++++ INPUT DATA ++++

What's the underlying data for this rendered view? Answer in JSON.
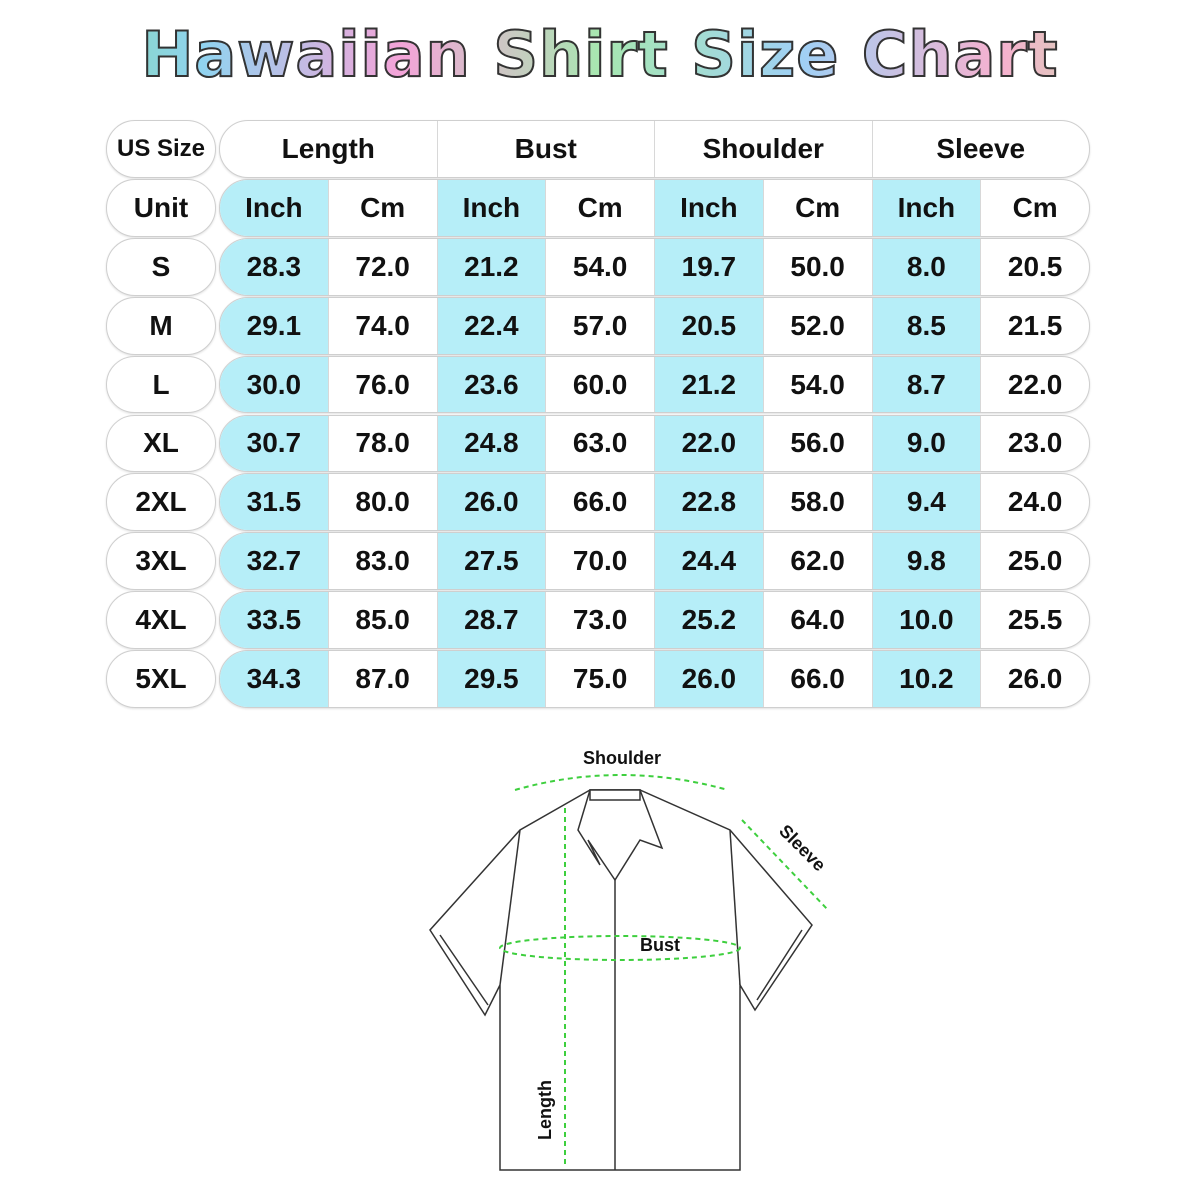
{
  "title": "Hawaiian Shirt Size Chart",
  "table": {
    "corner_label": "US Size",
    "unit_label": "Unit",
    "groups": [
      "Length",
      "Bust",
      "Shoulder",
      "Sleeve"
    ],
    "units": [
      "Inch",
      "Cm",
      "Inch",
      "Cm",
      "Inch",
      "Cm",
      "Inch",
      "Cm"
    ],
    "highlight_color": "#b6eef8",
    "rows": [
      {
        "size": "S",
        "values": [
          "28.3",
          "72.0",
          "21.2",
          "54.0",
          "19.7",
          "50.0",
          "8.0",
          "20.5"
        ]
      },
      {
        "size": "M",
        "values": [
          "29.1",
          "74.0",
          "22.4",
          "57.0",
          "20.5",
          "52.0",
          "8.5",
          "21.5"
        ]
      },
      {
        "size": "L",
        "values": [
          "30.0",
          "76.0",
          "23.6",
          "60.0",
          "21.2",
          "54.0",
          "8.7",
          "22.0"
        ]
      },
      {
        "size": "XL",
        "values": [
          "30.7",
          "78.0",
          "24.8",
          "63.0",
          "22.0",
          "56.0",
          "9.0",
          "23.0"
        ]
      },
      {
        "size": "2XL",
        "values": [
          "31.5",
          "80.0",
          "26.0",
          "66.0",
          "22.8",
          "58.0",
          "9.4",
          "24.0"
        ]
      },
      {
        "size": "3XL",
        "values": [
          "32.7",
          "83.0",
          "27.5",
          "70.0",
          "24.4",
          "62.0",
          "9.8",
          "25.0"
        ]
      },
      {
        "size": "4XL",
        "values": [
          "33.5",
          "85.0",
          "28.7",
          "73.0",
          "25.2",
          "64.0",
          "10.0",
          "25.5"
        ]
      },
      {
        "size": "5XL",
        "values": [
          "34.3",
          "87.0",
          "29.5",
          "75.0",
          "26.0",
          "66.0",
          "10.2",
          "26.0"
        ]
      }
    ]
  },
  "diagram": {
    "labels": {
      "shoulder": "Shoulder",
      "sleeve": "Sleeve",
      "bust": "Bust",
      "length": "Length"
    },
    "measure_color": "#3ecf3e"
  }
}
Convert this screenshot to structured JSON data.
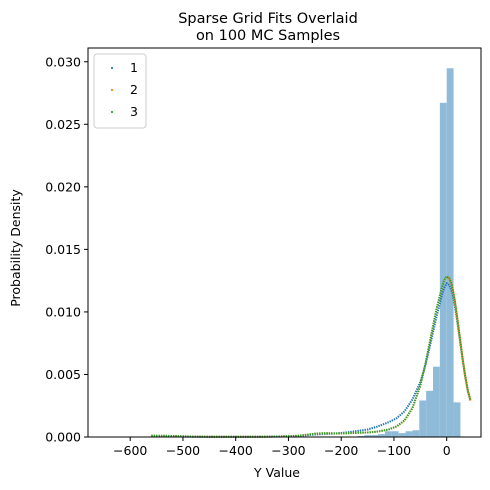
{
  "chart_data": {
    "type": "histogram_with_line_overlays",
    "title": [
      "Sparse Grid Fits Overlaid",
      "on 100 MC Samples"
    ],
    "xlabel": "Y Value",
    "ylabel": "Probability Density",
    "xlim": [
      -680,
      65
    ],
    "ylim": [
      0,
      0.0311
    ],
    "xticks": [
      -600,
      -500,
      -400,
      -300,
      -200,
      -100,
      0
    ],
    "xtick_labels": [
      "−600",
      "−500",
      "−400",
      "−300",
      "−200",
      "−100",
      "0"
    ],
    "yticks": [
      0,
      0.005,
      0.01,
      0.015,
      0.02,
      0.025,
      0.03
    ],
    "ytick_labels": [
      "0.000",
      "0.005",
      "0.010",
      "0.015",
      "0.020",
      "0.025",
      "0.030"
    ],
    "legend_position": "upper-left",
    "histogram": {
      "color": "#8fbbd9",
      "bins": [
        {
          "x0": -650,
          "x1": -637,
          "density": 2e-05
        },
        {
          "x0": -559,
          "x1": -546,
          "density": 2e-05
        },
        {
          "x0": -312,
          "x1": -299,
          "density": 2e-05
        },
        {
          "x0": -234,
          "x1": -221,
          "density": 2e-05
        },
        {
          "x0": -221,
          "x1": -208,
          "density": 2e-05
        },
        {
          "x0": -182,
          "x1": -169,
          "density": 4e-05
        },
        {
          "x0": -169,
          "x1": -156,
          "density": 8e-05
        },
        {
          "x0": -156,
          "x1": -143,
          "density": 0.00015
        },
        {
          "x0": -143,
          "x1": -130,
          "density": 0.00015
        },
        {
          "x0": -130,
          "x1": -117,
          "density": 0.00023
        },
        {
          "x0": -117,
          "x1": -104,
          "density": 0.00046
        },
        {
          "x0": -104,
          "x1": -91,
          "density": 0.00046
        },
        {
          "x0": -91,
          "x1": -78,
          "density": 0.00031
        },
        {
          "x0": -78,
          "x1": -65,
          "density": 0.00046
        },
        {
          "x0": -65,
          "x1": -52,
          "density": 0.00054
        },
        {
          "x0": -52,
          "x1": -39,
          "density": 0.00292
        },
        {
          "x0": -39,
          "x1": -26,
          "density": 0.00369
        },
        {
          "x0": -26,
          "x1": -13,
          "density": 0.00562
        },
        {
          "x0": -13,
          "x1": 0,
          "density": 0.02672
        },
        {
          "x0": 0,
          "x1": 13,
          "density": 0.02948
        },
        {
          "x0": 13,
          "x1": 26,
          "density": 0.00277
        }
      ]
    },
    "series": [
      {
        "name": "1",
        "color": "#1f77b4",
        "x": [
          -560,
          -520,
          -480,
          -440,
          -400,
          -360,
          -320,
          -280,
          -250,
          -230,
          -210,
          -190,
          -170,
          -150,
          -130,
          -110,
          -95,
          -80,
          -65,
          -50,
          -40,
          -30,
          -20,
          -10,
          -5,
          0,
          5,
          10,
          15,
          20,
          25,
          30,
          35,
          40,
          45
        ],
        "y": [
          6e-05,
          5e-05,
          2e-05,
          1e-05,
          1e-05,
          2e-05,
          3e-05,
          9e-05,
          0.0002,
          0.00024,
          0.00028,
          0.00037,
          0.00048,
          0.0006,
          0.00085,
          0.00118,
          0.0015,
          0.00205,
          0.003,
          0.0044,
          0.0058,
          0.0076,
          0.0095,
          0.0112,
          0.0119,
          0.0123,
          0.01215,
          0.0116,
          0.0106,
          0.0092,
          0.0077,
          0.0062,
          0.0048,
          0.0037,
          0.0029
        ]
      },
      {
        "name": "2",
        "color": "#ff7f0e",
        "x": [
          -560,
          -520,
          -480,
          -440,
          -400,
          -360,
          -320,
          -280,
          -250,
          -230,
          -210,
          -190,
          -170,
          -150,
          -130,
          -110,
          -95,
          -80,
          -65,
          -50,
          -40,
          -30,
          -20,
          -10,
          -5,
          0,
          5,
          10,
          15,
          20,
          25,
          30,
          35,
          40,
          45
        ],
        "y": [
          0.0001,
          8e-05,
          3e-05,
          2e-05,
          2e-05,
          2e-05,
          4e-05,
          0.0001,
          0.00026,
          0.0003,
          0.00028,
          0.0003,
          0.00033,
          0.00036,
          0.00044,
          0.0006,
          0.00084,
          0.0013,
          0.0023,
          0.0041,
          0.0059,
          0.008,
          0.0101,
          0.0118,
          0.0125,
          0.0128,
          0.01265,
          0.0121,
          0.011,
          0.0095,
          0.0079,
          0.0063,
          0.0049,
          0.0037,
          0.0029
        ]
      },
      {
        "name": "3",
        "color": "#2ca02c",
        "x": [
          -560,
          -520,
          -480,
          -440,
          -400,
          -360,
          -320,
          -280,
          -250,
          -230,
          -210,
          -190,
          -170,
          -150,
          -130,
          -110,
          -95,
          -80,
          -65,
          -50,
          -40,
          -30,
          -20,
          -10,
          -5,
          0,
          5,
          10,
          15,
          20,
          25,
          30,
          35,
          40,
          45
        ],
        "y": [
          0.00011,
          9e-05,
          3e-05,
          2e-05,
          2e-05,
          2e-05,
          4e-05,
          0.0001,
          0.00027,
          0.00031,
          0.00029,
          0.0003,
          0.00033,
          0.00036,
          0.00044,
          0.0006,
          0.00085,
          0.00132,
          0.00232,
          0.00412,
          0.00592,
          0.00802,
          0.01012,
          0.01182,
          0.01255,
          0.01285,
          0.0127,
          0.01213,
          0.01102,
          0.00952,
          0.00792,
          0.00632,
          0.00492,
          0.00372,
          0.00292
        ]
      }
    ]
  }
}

++++

Repeat all the data as it stands, dropping any images it holds.

§ REPLY TO THE TASK
What's the underlying data for this rendered view? Answer in JSON.
{
  "title": "Hawaiian Shirt Size Chart",
  "table": {
    "corner_label": "US Size",
    "unit_label": "Unit",
    "groups": [
      "Length",
      "Bust",
      "Shoulder",
      "Sleeve"
    ],
    "units": [
      "Inch",
      "Cm",
      "Inch",
      "Cm",
      "Inch",
      "Cm",
      "Inch",
      "Cm"
    ],
    "highlight_color": "#b6eef8",
    "rows": [
      {
        "size": "S",
        "values": [
          "28.3",
          "72.0",
          "21.2",
          "54.0",
          "19.7",
          "50.0",
          "8.0",
          "20.5"
        ]
      },
      {
        "size": "M",
        "values": [
          "29.1",
          "74.0",
          "22.4",
          "57.0",
          "20.5",
          "52.0",
          "8.5",
          "21.5"
        ]
      },
      {
        "size": "L",
        "values": [
          "30.0",
          "76.0",
          "23.6",
          "60.0",
          "21.2",
          "54.0",
          "8.7",
          "22.0"
        ]
      },
      {
        "size": "XL",
        "values": [
          "30.7",
          "78.0",
          "24.8",
          "63.0",
          "22.0",
          "56.0",
          "9.0",
          "23.0"
        ]
      },
      {
        "size": "2XL",
        "values": [
          "31.5",
          "80.0",
          "26.0",
          "66.0",
          "22.8",
          "58.0",
          "9.4",
          "24.0"
        ]
      },
      {
        "size": "3XL",
        "values": [
          "32.7",
          "83.0",
          "27.5",
          "70.0",
          "24.4",
          "62.0",
          "9.8",
          "25.0"
        ]
      },
      {
        "size": "4XL",
        "values": [
          "33.5",
          "85.0",
          "28.7",
          "73.0",
          "25.2",
          "64.0",
          "10.0",
          "25.5"
        ]
      },
      {
        "size": "5XL",
        "values": [
          "34.3",
          "87.0",
          "29.5",
          "75.0",
          "26.0",
          "66.0",
          "10.2",
          "26.0"
        ]
      }
    ]
  },
  "diagram": {
    "labels": {
      "shoulder": "Shoulder",
      "sleeve": "Sleeve",
      "bust": "Bust",
      "length": "Length"
    },
    "measure_color": "#3ecf3e"
  }
}
Convert this screenshot to structured JSON data.
{
  "chart_data": {
    "type": "histogram_with_line_overlays",
    "title": [
      "Sparse Grid Fits Overlaid",
      "on 100 MC Samples"
    ],
    "xlabel": "Y Value",
    "ylabel": "Probability Density",
    "xlim": [
      -680,
      65
    ],
    "ylim": [
      0,
      0.0311
    ],
    "xticks": [
      -600,
      -500,
      -400,
      -300,
      -200,
      -100,
      0
    ],
    "xtick_labels": [
      "−600",
      "−500",
      "−400",
      "−300",
      "−200",
      "−100",
      "0"
    ],
    "yticks": [
      0,
      0.005,
      0.01,
      0.015,
      0.02,
      0.025,
      0.03
    ],
    "ytick_labels": [
      "0.000",
      "0.005",
      "0.010",
      "0.015",
      "0.020",
      "0.025",
      "0.030"
    ],
    "legend_position": "upper-left",
    "histogram": {
      "color": "#8fbbd9",
      "bins": [
        {
          "x0": -650,
          "x1": -637,
          "density": 2e-05
        },
        {
          "x0": -559,
          "x1": -546,
          "density": 2e-05
        },
        {
          "x0": -312,
          "x1": -299,
          "density": 2e-05
        },
        {
          "x0": -234,
          "x1": -221,
          "density": 2e-05
        },
        {
          "x0": -221,
          "x1": -208,
          "density": 2e-05
        },
        {
          "x0": -182,
          "x1": -169,
          "density": 4e-05
        },
        {
          "x0": -169,
          "x1": -156,
          "density": 8e-05
        },
        {
          "x0": -156,
          "x1": -143,
          "density": 0.00015
        },
        {
          "x0": -143,
          "x1": -130,
          "density": 0.00015
        },
        {
          "x0": -130,
          "x1": -117,
          "density": 0.00023
        },
        {
          "x0": -117,
          "x1": -104,
          "density": 0.00046
        },
        {
          "x0": -104,
          "x1": -91,
          "density": 0.00046
        },
        {
          "x0": -91,
          "x1": -78,
          "density": 0.00031
        },
        {
          "x0": -78,
          "x1": -65,
          "density": 0.00046
        },
        {
          "x0": -65,
          "x1": -52,
          "density": 0.00054
        },
        {
          "x0": -52,
          "x1": -39,
          "density": 0.00292
        },
        {
          "x0": -39,
          "x1": -26,
          "density": 0.00369
        },
        {
          "x0": -26,
          "x1": -13,
          "density": 0.00562
        },
        {
          "x0": -13,
          "x1": 0,
          "density": 0.02672
        },
        {
          "x0": 0,
          "x1": 13,
          "density": 0.02948
        },
        {
          "x0": 13,
          "x1": 26,
          "density": 0.00277
        }
      ]
    },
    "series": [
      {
        "name": "1",
        "color": "#1f77b4",
        "x": [
          -560,
          -520,
          -480,
          -440,
          -400,
          -360,
          -320,
          -280,
          -250,
          -230,
          -210,
          -190,
          -170,
          -150,
          -130,
          -110,
          -95,
          -80,
          -65,
          -50,
          -40,
          -30,
          -20,
          -10,
          -5,
          0,
          5,
          10,
          15,
          20,
          25,
          30,
          35,
          40,
          45
        ],
        "y": [
          6e-05,
          5e-05,
          2e-05,
          1e-05,
          1e-05,
          2e-05,
          3e-05,
          9e-05,
          0.0002,
          0.00024,
          0.00028,
          0.00037,
          0.00048,
          0.0006,
          0.00085,
          0.00118,
          0.0015,
          0.00205,
          0.003,
          0.0044,
          0.0058,
          0.0076,
          0.0095,
          0.0112,
          0.0119,
          0.0123,
          0.01215,
          0.0116,
          0.0106,
          0.0092,
          0.0077,
          0.0062,
          0.0048,
          0.0037,
          0.0029
        ]
      },
      {
        "name": "2",
        "color": "#ff7f0e",
        "x": [
          -560,
          -520,
          -480,
          -440,
          -400,
          -360,
          -320,
          -280,
          -250,
          -230,
          -210,
          -190,
          -170,
          -150,
          -130,
          -110,
          -95,
          -80,
          -65,
          -50,
          -40,
          -30,
          -20,
          -10,
          -5,
          0,
          5,
          10,
          15,
          20,
          25,
          30,
          35,
          40,
          45
        ],
        "y": [
          0.0001,
          8e-05,
          3e-05,
          2e-05,
          2e-05,
          2e-05,
          4e-05,
          0.0001,
          0.00026,
          0.0003,
          0.00028,
          0.0003,
          0.00033,
          0.00036,
          0.00044,
          0.0006,
          0.00084,
          0.0013,
          0.0023,
          0.0041,
          0.0059,
          0.008,
          0.0101,
          0.0118,
          0.0125,
          0.0128,
          0.01265,
          0.0121,
          0.011,
          0.0095,
          0.0079,
          0.0063,
          0.0049,
          0.0037,
          0.0029
        ]
      },
      {
        "name": "3",
        "color": "#2ca02c",
        "x": [
          -560,
          -520,
          -480,
          -440,
          -400,
          -360,
          -320,
          -280,
          -250,
          -230,
          -210,
          -190,
          -170,
          -150,
          -130,
          -110,
          -95,
          -80,
          -65,
          -50,
          -40,
          -30,
          -20,
          -10,
          -5,
          0,
          5,
          10,
          15,
          20,
          25,
          30,
          35,
          40,
          45
        ],
        "y": [
          0.00011,
          9e-05,
          3e-05,
          2e-05,
          2e-05,
          2e-05,
          4e-05,
          0.0001,
          0.00027,
          0.00031,
          0.00029,
          0.0003,
          0.00033,
          0.00036,
          0.00044,
          0.0006,
          0.00085,
          0.00132,
          0.00232,
          0.00412,
          0.00592,
          0.00802,
          0.01012,
          0.01182,
          0.01255,
          0.01285,
          0.0127,
          0.01213,
          0.01102,
          0.00952,
          0.00792,
          0.00632,
          0.00492,
          0.00372,
          0.00292
        ]
      }
    ]
  }
}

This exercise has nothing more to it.